Dataset excerpts:
========
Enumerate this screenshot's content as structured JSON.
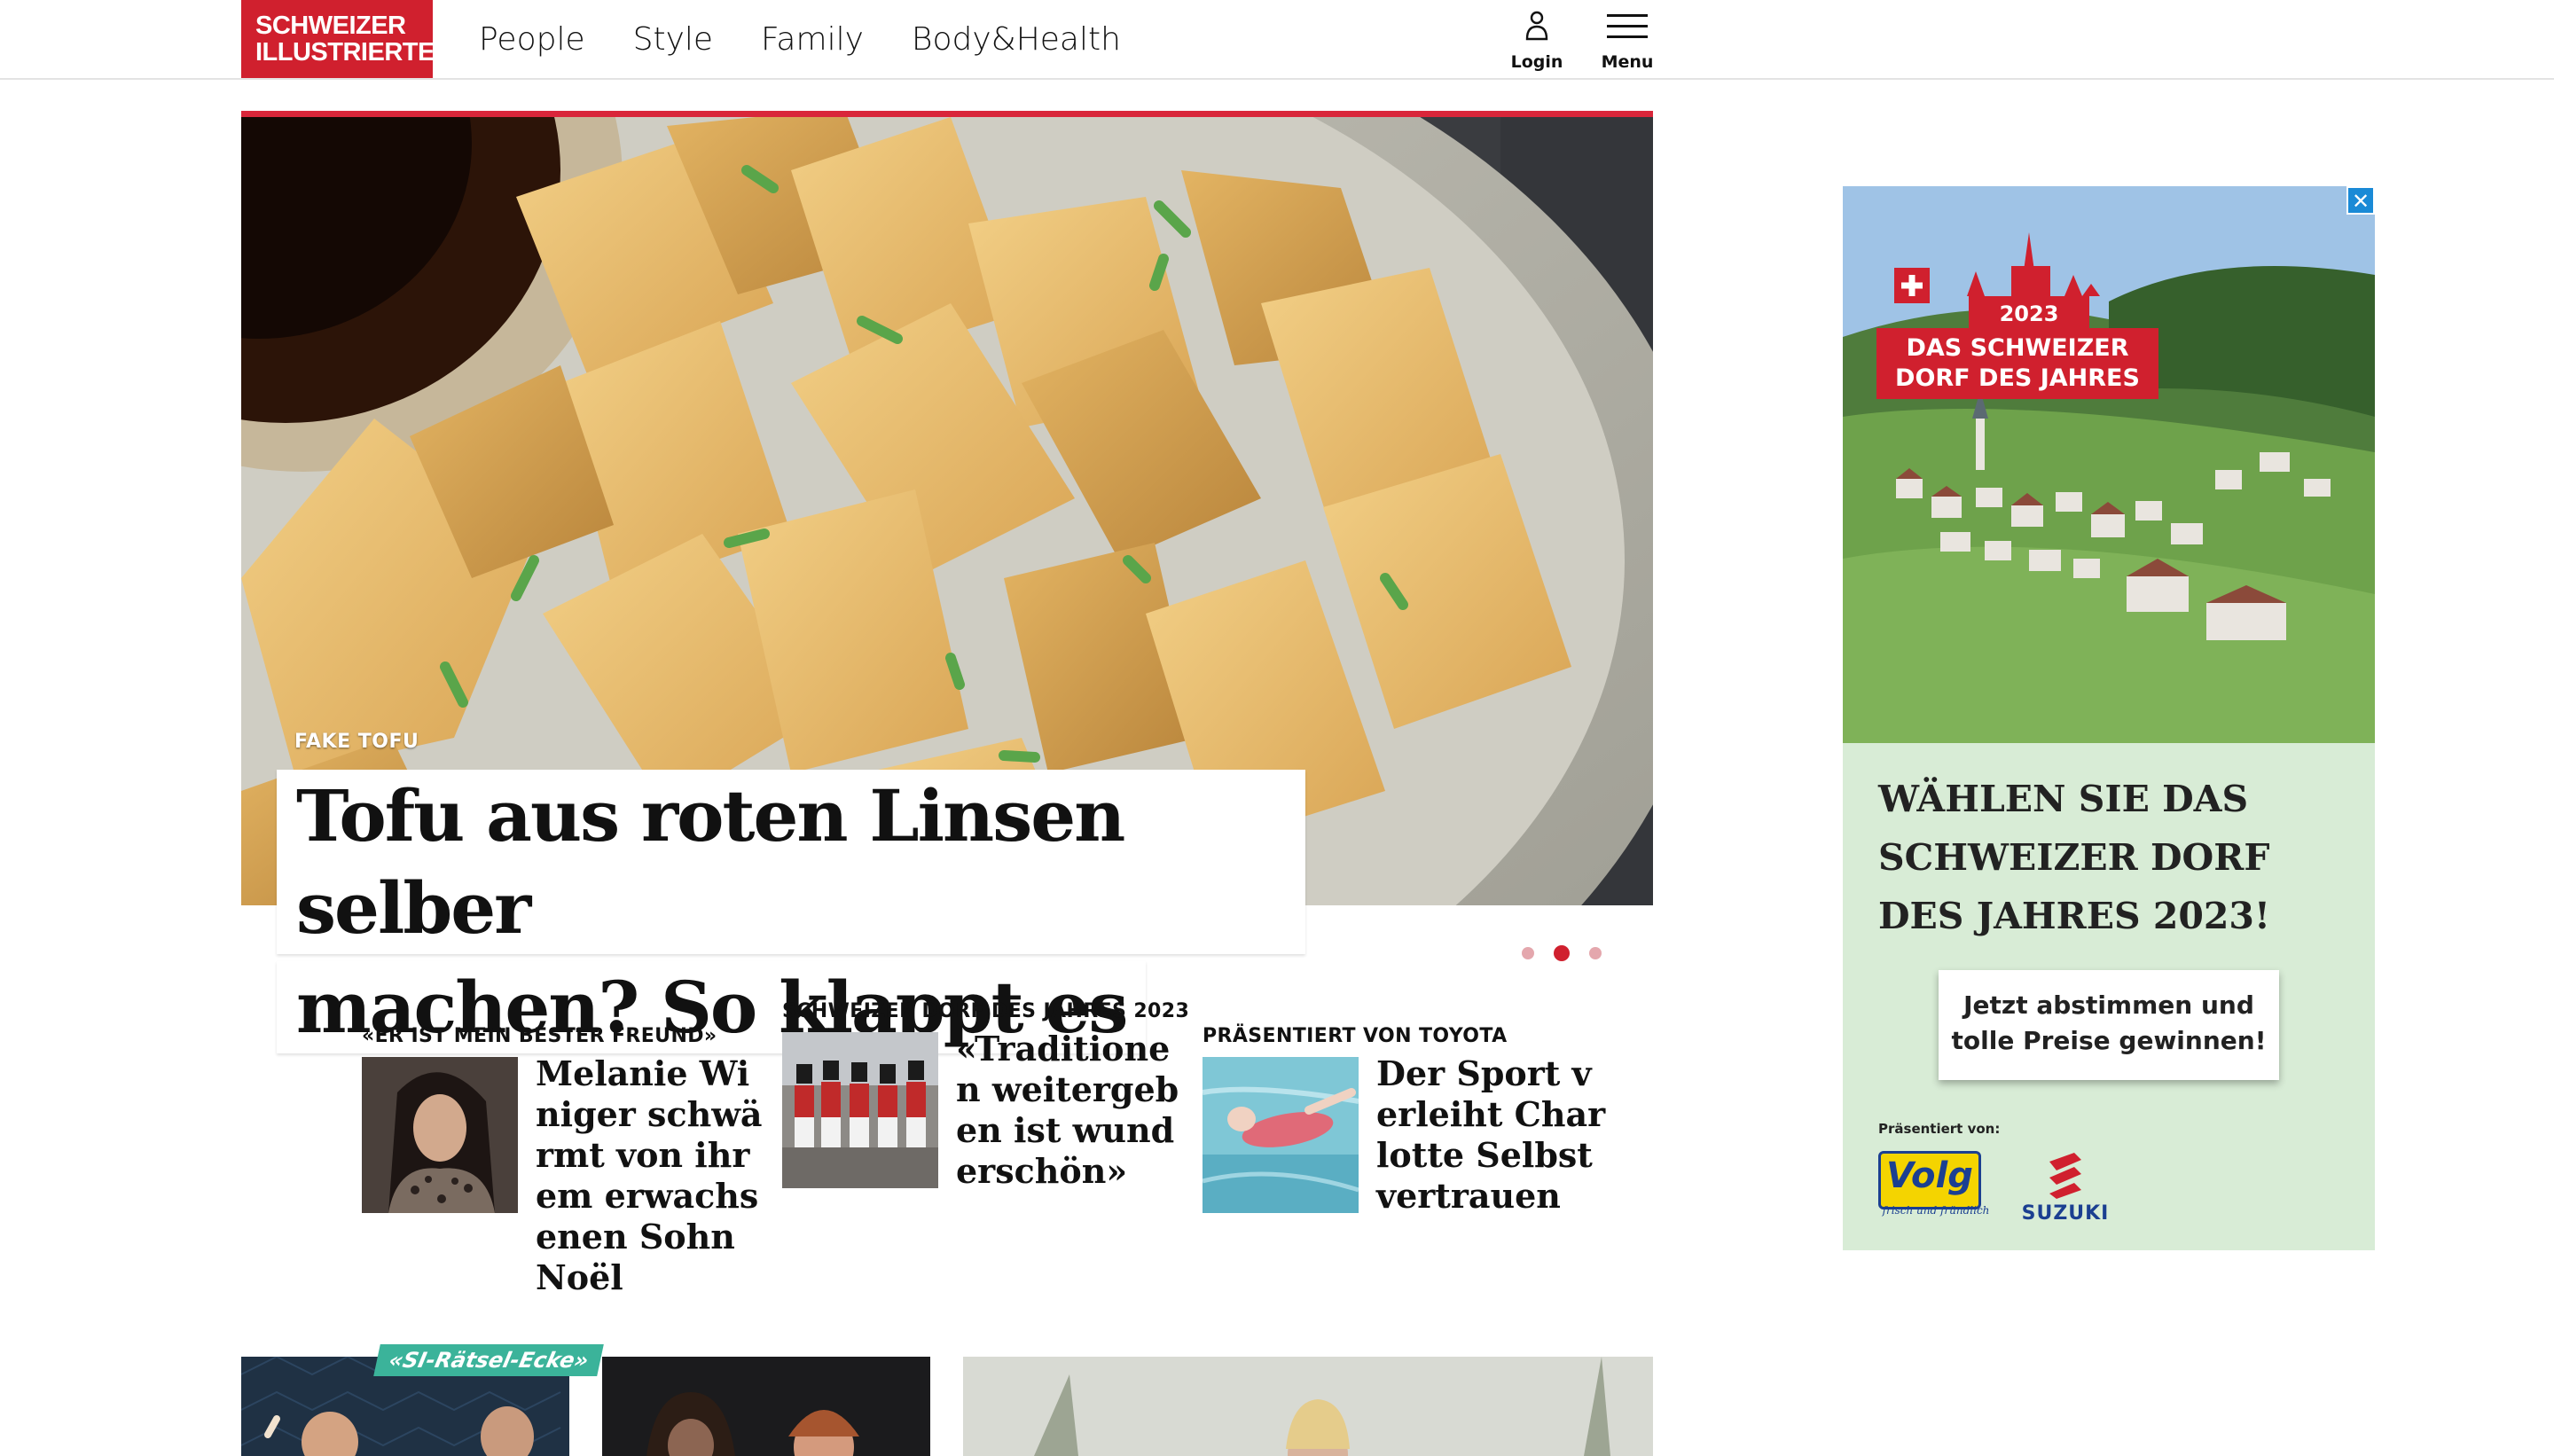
{
  "header": {
    "logo_line1": "SCHWEIZER",
    "logo_line2": "ILLUSTRIERTE",
    "nav": [
      "People",
      "Style",
      "Family",
      "Body&Health"
    ],
    "login_label": "Login",
    "menu_label": "Menu"
  },
  "hero": {
    "kicker": "FAKE TOFU",
    "title_line1": "Tofu aus roten Linsen selber",
    "title_line2": "machen? So klappt es",
    "slides_total": 3,
    "active_slide": 2
  },
  "teasers": [
    {
      "kicker": "«Er ist mein bester Freund»",
      "title": "Melanie Winiger schwärmt von ihrem erwachsenen Sohn Noël"
    },
    {
      "kicker": "Schweizer Dorf des Jahres 2023",
      "title": "«Traditionen weitergeben ist wunderschön»"
    },
    {
      "kicker": "Präsentiert von Toyota",
      "title": "Der Sport verleiht Charlotte Selbstvertrauen"
    }
  ],
  "cards": {
    "raetsel_tag": "«SI-Rätsel-Ecke»"
  },
  "ad": {
    "close": "✕",
    "badge_year": "2023",
    "badge_name": "DAS SCHWEIZER DORF DES JAHRES",
    "headline": "WÄHLEN SIE DAS SCHWEIZER DORF DES JAHRES 2023!",
    "cta": "Jetzt abstimmen und tolle Preise gewinnen!",
    "sponsor_label": "Präsentiert von:",
    "sponsor1": "Volg",
    "sponsor1_sub": "frisch und fründlich",
    "sponsor2": "SUZUKI"
  },
  "colors": {
    "brand_red": "#d0202e",
    "accent_teal": "#3bb39a",
    "ad_bg": "#d8ecd6"
  }
}
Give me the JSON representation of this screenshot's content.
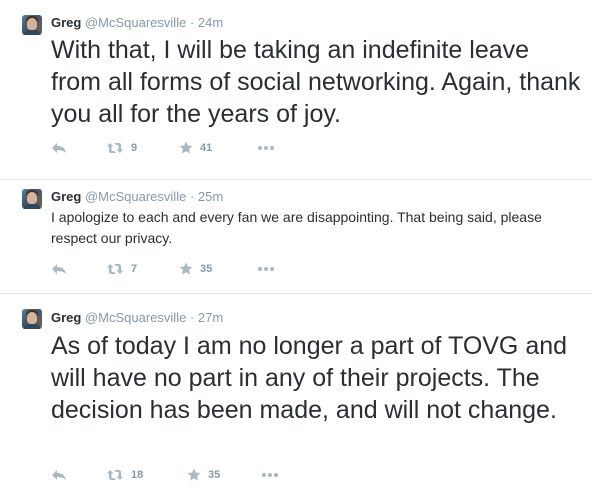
{
  "tweets": [
    {
      "author_name": "Greg",
      "handle": "@McSquaresville",
      "separator": "·",
      "time": "24m",
      "text": "With that, I will be taking an indefinite leave from all forms of social networking. Again, thank you all for the years of joy.",
      "retweets": "9",
      "favorites": "41"
    },
    {
      "author_name": "Greg",
      "handle": "@McSquaresville",
      "separator": "·",
      "time": "25m",
      "text": "I apologize to each and every fan we are disappointing. That being said, please respect our privacy.",
      "retweets": "7",
      "favorites": "35"
    },
    {
      "author_name": "Greg",
      "handle": "@McSquaresville",
      "separator": "·",
      "time": "27m",
      "text": "As of today I am no longer a part of TOVG and will have no part in any of their projects. The decision has been made, and will not change.",
      "retweets": "18",
      "favorites": "35"
    }
  ],
  "icons": {
    "reply": "reply-icon",
    "retweet": "retweet-icon",
    "favorite": "star-icon",
    "more": "more-icon"
  },
  "colors": {
    "text": "#292f33",
    "muted": "#8899a6",
    "divider": "#e1e8ed"
  }
}
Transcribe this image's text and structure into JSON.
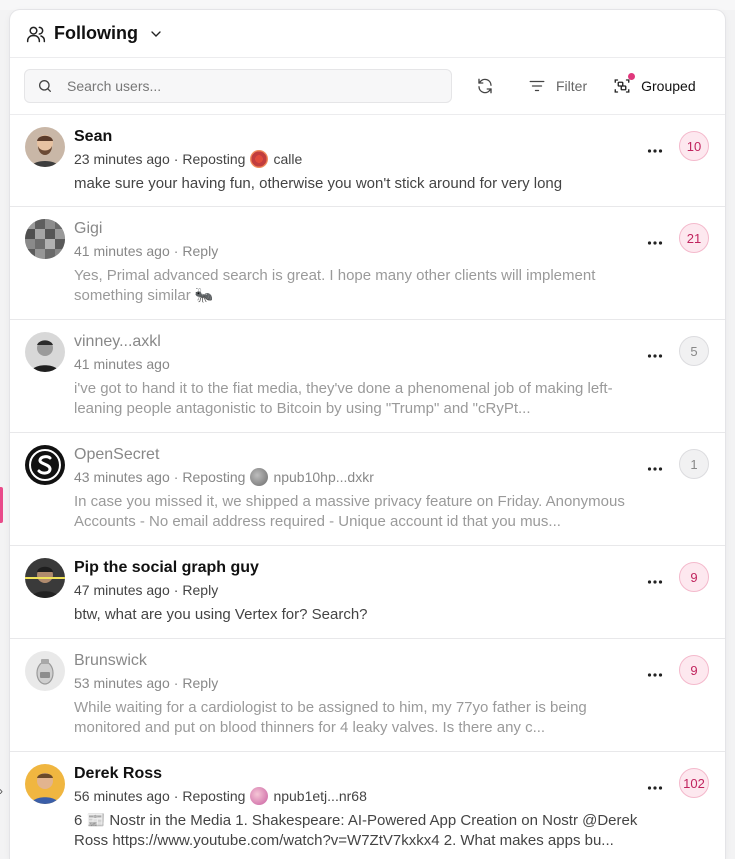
{
  "header": {
    "title": "Following"
  },
  "toolbar": {
    "search_placeholder": "Search users...",
    "filter_label": "Filter",
    "grouped_label": "Grouped"
  },
  "colors": {
    "accent": "#e0387c",
    "badge_bg": "#fde8ef",
    "badge_text": "#c0245e"
  },
  "items": [
    {
      "name": "Sean",
      "time": "23 minutes ago",
      "action": "Reposting",
      "repost_user": "calle",
      "body": "make sure your having fun, otherwise you won't stick around for very long",
      "count": "10"
    },
    {
      "name": "Gigi",
      "time": "41 minutes ago",
      "action": "Reply",
      "body": "Yes, Primal advanced search is great. I hope many other clients will implement something similar 🐜",
      "count": "21"
    },
    {
      "name": "vinney...axkl",
      "time": "41 minutes ago",
      "body": "i've got to hand it to the fiat media, they've done a phenomenal job of making left-leaning people antagonistic to Bitcoin by using \"Trump\" and \"cRyPt...",
      "count": "5"
    },
    {
      "name": "OpenSecret",
      "time": "43 minutes ago",
      "action": "Reposting",
      "repost_user": "npub10hp...dxkr",
      "body": "In case you missed it, we shipped a massive privacy feature on Friday. Anonymous Accounts - No email address required - Unique account id that you mus...",
      "count": "1"
    },
    {
      "name": "Pip the social graph guy",
      "time": "47 minutes ago",
      "action": "Reply",
      "body": "btw, what are you using Vertex for? Search?",
      "count": "9"
    },
    {
      "name": "Brunswick",
      "time": "53 minutes ago",
      "action": "Reply",
      "body": "While waiting for a cardiologist to be assigned to him, my 77yo father is being monitored and put on blood thinners for 4 leaky valves. Is there any c...",
      "count": "9"
    },
    {
      "name": "Derek Ross",
      "time": "56 minutes ago",
      "action": "Reposting",
      "repost_user": "npub1etj...nr68",
      "body": "6 📰 Nostr in the Media 1. Shakespeare: AI-Powered App Creation on Nostr @Derek Ross https://www.youtube.com/watch?v=W7ZtV7kxkx4 2. What makes apps bu...",
      "count": "102"
    }
  ]
}
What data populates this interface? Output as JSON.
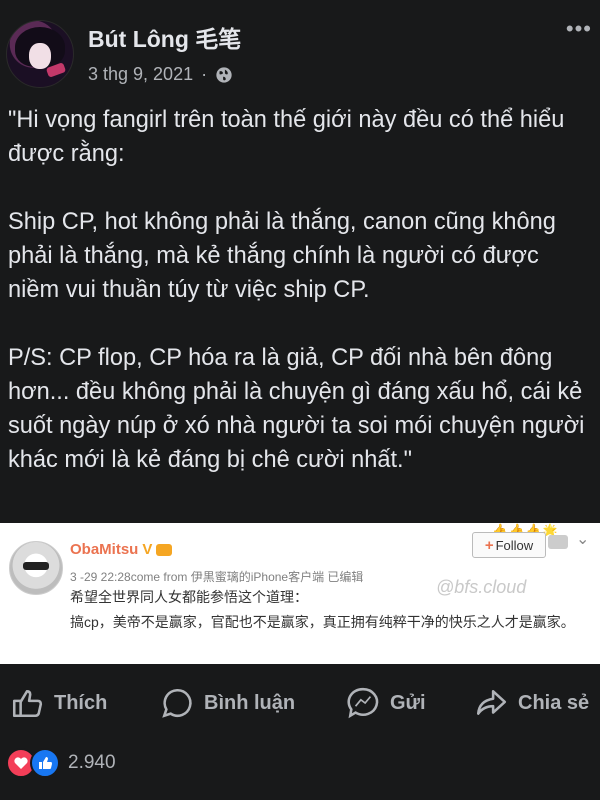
========
• EXERCISE DESCRIPTION
Reproduce each entry precisely, dropping only the pictures.

• WORKED SOLUTION
Enumerate this screenshot's content as structured JSON.
{
  "header": {
    "logo_line1": "SCHWEIZER",
    "logo_line2": "ILLUSTRIERTE",
    "nav": [
      "People",
      "Style",
      "Family",
      "Body&Health"
    ],
    "login_label": "Login",
    "menu_label": "Menu"
  },
  "hero": {
    "kicker": "FAKE TOFU",
    "title_line1": "Tofu aus roten Linsen selber",
    "title_line2": "machen? So klappt es",
    "slides_total": 3,
    "active_slide": 2
  },
  "teasers": [
    {
      "kicker": "«Er ist mein bester Freund»",
      "title": "Melanie Winiger schwärmt von ihrem erwachsenen Sohn Noël"
    },
    {
      "kicker": "Schweizer Dorf des Jahres 2023",
      "title": "«Traditionen weitergeben ist wunderschön»"
    },
    {
      "kicker": "Präsentiert von Toyota",
      "title": "Der Sport verleiht Charlotte Selbstvertrauen"
    }
  ],
  "cards": {
    "raetsel_tag": "«SI-Rätsel-Ecke»"
  },
  "ad": {
    "close": "✕",
    "badge_year": "2023",
    "badge_name": "DAS SCHWEIZER DORF DES JAHRES",
    "headline": "WÄHLEN SIE DAS SCHWEIZER DORF DES JAHRES 2023!",
    "cta": "Jetzt abstimmen und tolle Preise gewinnen!",
    "sponsor_label": "Präsentiert von:",
    "sponsor1": "Volg",
    "sponsor1_sub": "frisch und fründlich",
    "sponsor2": "SUZUKI"
  },
  "colors": {
    "brand_red": "#d0202e",
    "accent_teal": "#3bb39a",
    "ad_bg": "#d8ecd6"
  }
}
Give me the JSON representation of this screenshot's content.
{
  "tweets": [
    {
      "author_name": "Greg",
      "handle": "@McSquaresville",
      "separator": "·",
      "time": "24m",
      "text": "With that, I will be taking an indefinite leave from all forms of social networking. Again, thank you all for the years of joy.",
      "retweets": "9",
      "favorites": "41"
    },
    {
      "author_name": "Greg",
      "handle": "@McSquaresville",
      "separator": "·",
      "time": "25m",
      "text": "I apologize to each and every fan we are disappointing. That being said, please respect our privacy.",
      "retweets": "7",
      "favorites": "35"
    },
    {
      "author_name": "Greg",
      "handle": "@McSquaresville",
      "separator": "·",
      "time": "27m",
      "text": "As of today I am no longer a part of TOVG and will have no part in any of their projects. The decision has been made, and will not change.",
      "retweets": "18",
      "favorites": "35"
    }
  ],
  "icons": {
    "reply": "reply-icon",
    "retweet": "retweet-icon",
    "favorite": "star-icon",
    "more": "more-icon"
  },
  "colors": {
    "text": "#292f33",
    "muted": "#8899a6",
    "divider": "#e1e8ed"
  }
}
Transcribe this image's text and structure into JSON.
{
  "header": {
    "title": "Following"
  },
  "toolbar": {
    "search_placeholder": "Search users...",
    "filter_label": "Filter",
    "grouped_label": "Grouped"
  },
  "colors": {
    "accent": "#e0387c",
    "badge_bg": "#fde8ef",
    "badge_text": "#c0245e"
  },
  "items": [
    {
      "name": "Sean",
      "time": "23 minutes ago",
      "action": "Reposting",
      "repost_user": "calle",
      "body": "make sure your having fun, otherwise you won't stick around for very long",
      "count": "10"
    },
    {
      "name": "Gigi",
      "time": "41 minutes ago",
      "action": "Reply",
      "body": "Yes, Primal advanced search is great. I hope many other clients will implement something similar 🐜",
      "count": "21"
    },
    {
      "name": "vinney...axkl",
      "time": "41 minutes ago",
      "body": "i've got to hand it to the fiat media, they've done a phenomenal job of making left-leaning people antagonistic to Bitcoin by using \"Trump\" and \"cRyPt...",
      "count": "5"
    },
    {
      "name": "OpenSecret",
      "time": "43 minutes ago",
      "action": "Reposting",
      "repost_user": "npub10hp...dxkr",
      "body": "In case you missed it, we shipped a massive privacy feature on Friday. Anonymous Accounts - No email address required - Unique account id that you mus...",
      "count": "1"
    },
    {
      "name": "Pip the social graph guy",
      "time": "47 minutes ago",
      "action": "Reply",
      "body": "btw, what are you using Vertex for? Search?",
      "count": "9"
    },
    {
      "name": "Brunswick",
      "time": "53 minutes ago",
      "action": "Reply",
      "body": "While waiting for a cardiologist to be assigned to him, my 77yo father is being monitored and put on blood thinners for 4 leaky valves. Is there any c...",
      "count": "9"
    },
    {
      "name": "Derek Ross",
      "time": "56 minutes ago",
      "action": "Reposting",
      "repost_user": "npub1etj...nr68",
      "body": "6 📰 Nostr in the Media 1. Shakespeare: AI-Powered App Creation on Nostr @Derek Ross https://www.youtube.com/watch?v=W7ZtV7kxkx4 2. What makes apps bu...",
      "count": "102"
    }
  ]
}
What data populates this interface? Output as JSON.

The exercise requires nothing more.